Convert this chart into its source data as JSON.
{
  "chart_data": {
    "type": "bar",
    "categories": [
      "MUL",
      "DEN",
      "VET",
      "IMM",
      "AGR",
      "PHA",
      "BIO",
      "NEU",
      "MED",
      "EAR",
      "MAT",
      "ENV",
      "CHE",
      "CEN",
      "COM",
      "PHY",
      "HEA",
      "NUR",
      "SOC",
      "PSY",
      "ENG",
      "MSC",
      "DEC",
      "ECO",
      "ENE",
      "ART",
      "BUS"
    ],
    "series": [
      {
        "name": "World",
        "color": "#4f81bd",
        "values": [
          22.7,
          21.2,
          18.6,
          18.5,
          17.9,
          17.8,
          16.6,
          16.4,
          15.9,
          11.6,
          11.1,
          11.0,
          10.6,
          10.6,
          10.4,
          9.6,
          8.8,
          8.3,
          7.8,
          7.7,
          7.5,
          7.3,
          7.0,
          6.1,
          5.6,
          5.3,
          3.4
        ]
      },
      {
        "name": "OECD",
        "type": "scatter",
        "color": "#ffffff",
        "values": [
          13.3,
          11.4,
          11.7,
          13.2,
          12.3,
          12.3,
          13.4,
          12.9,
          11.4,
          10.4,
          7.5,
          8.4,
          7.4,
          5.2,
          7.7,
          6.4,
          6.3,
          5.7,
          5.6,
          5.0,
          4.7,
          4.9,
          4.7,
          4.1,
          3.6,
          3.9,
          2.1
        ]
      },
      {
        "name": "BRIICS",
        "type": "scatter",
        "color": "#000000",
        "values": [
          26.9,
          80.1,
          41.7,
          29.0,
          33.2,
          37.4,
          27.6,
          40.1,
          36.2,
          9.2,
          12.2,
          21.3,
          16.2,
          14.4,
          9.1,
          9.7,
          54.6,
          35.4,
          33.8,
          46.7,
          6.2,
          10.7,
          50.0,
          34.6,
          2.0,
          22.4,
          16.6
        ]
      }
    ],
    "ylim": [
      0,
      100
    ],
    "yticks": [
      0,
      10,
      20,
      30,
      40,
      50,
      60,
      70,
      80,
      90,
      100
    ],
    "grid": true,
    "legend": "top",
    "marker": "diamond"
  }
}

----

◆ Work to do: Search the data above for the string "color" and return every line that has it.

◆ Response to the exercise:
        "color": "#4f81bd",
        "color": "#ffffff",
        "color": "#000000",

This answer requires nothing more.